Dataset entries
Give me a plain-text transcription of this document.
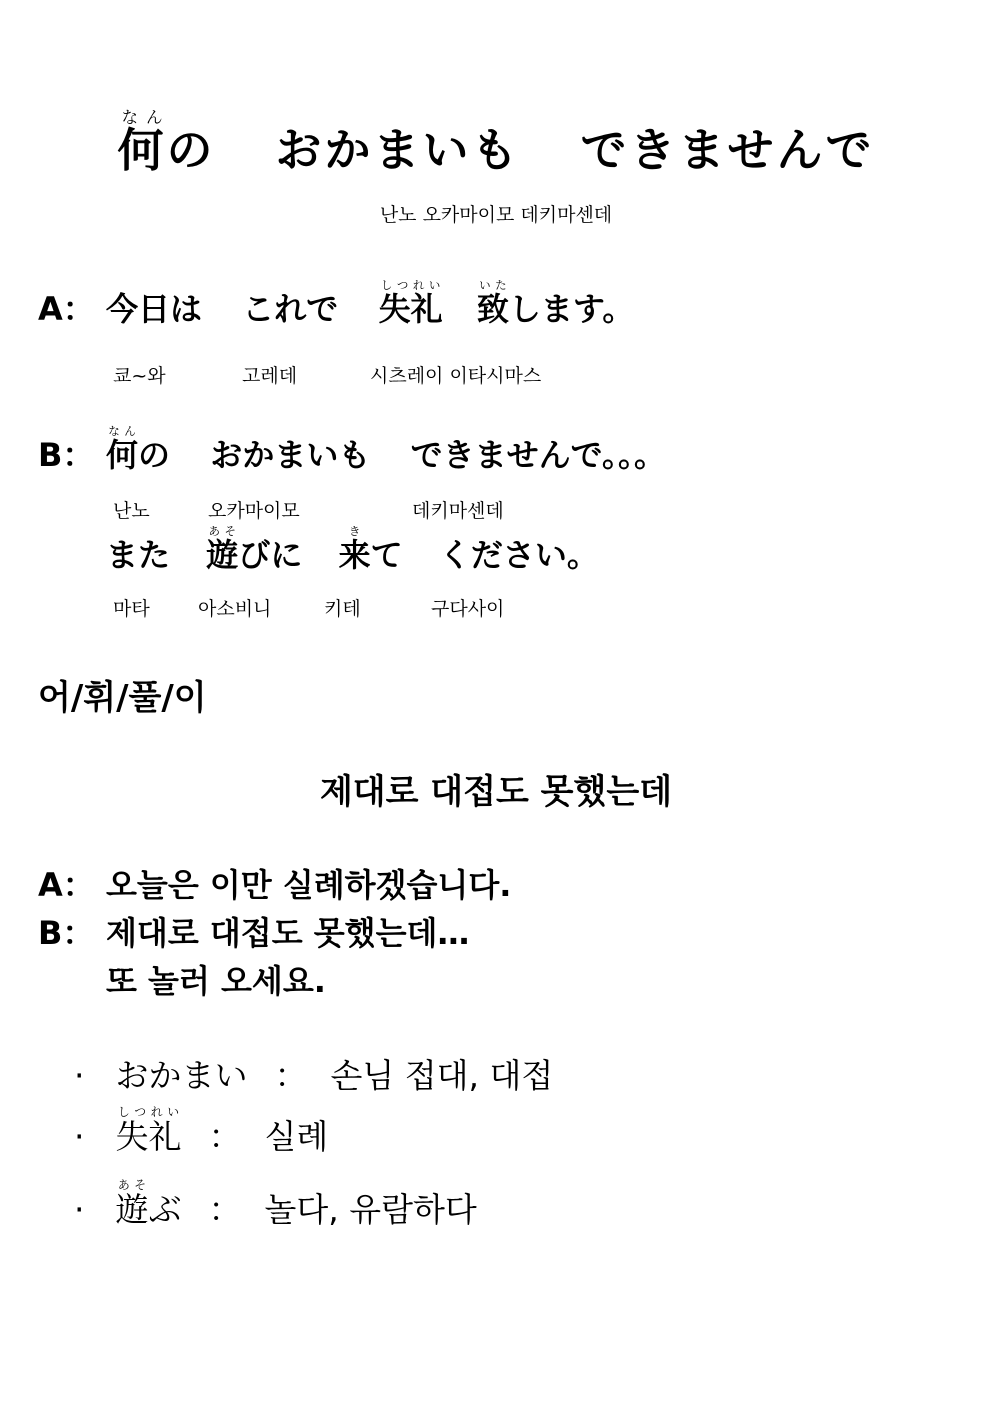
何なんの おかまいも できませんで
난노 오카마이모 데키마센데
A： 今日は これで 失礼しつれい  致いたします。
쿄~와	고레데	시츠레이 이타시마스
B： 何なんの おかまいも できませんで。。。
난노	오카마이모	데키마센데
また 遊あそびに 来きて ください。
마타	아소비니	키테	구다사이
어/휘/풀/이
제대로 대접도 못했는데
A： 오늘은 이만 실례하겠습니다.
B： 제대로 대접도 못했는데…
또 놀러 오세요.
· おかまい ： 손님 접대, 대접
· 失礼しつれい  ： 실례
· 遊あそぶ ： 놀다, 유람하다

What you have to do:
Check each line above for the word "おかまいも" and copy the ones that have it.

Expected answer:
何なんの おかまいも できませんで
B： 何なんの おかまいも できませんで。。。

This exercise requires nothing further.